WRITTEN INSTRUCTION: Any picture among the records should be left out, please; retype the rest exactly.

MATERIALS PROVIDED:
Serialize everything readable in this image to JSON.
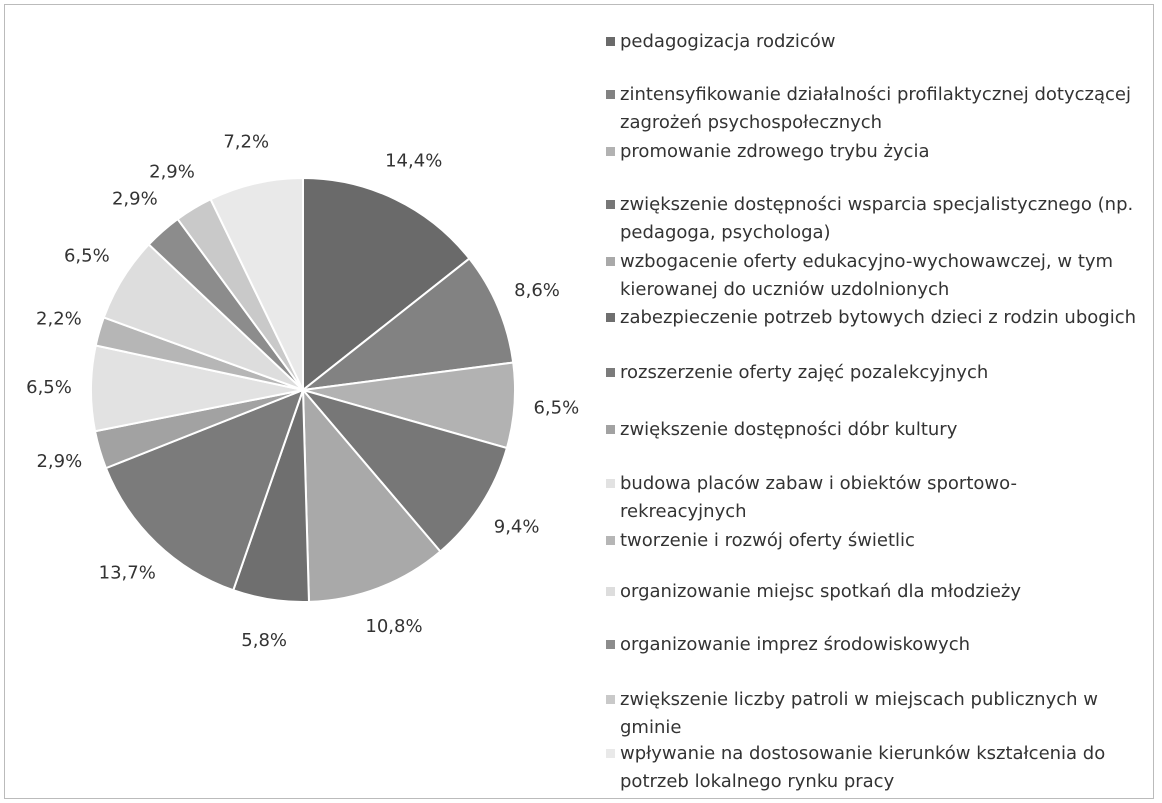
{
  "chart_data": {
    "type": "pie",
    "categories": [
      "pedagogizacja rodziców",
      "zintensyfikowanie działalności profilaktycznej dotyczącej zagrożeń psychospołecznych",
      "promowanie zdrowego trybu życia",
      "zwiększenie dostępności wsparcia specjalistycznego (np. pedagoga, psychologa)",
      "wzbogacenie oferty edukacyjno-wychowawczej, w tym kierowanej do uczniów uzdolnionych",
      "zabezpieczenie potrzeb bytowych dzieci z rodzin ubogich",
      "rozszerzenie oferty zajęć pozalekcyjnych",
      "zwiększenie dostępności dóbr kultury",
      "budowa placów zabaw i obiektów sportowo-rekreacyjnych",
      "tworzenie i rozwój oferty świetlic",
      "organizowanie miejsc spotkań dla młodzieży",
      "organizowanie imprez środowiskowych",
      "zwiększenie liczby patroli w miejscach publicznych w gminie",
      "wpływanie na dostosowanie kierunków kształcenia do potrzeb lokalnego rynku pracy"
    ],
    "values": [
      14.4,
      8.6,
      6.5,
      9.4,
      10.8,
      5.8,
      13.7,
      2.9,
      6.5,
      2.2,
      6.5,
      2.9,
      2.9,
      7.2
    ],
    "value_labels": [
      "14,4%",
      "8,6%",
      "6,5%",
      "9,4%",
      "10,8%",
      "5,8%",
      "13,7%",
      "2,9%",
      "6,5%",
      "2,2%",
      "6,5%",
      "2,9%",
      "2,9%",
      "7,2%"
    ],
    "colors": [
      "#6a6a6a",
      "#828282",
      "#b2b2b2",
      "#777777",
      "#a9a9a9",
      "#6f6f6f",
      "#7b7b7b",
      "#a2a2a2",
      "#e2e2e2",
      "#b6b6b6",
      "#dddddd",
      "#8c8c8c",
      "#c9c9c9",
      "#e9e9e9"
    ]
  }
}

CORRECT RESPONSE:
Serialize everything readable in this image to JSON.
{
  "chart_data": {
    "type": "pie",
    "categories": [
      "pedagogizacja rodziców",
      "zintensyfikowanie działalności profilaktycznej dotyczącej zagrożeń psychospołecznych",
      "promowanie zdrowego trybu życia",
      "zwiększenie dostępności wsparcia specjalistycznego (np. pedagoga, psychologa)",
      "wzbogacenie oferty edukacyjno-wychowawczej, w tym kierowanej do uczniów uzdolnionych",
      "zabezpieczenie potrzeb bytowych dzieci z rodzin ubogich",
      "rozszerzenie oferty zajęć pozalekcyjnych",
      "zwiększenie dostępności dóbr kultury",
      "budowa placów zabaw i obiektów sportowo-rekreacyjnych",
      "tworzenie i rozwój oferty świetlic",
      "organizowanie miejsc spotkań dla młodzieży",
      "organizowanie imprez środowiskowych",
      "zwiększenie liczby patroli w miejscach publicznych w gminie",
      "wpływanie na dostosowanie kierunków kształcenia do potrzeb lokalnego rynku pracy"
    ],
    "values": [
      14.4,
      8.6,
      6.5,
      9.4,
      10.8,
      5.8,
      13.7,
      2.9,
      6.5,
      2.2,
      6.5,
      2.9,
      2.9,
      7.2
    ],
    "value_labels": [
      "14,4%",
      "8,6%",
      "6,5%",
      "9,4%",
      "10,8%",
      "5,8%",
      "13,7%",
      "2,9%",
      "6,5%",
      "2,2%",
      "6,5%",
      "2,9%",
      "2,9%",
      "7,2%"
    ],
    "colors": [
      "#6a6a6a",
      "#828282",
      "#b2b2b2",
      "#777777",
      "#a9a9a9",
      "#6f6f6f",
      "#7b7b7b",
      "#a2a2a2",
      "#e2e2e2",
      "#b6b6b6",
      "#dddddd",
      "#8c8c8c",
      "#c9c9c9",
      "#e9e9e9"
    ]
  }
}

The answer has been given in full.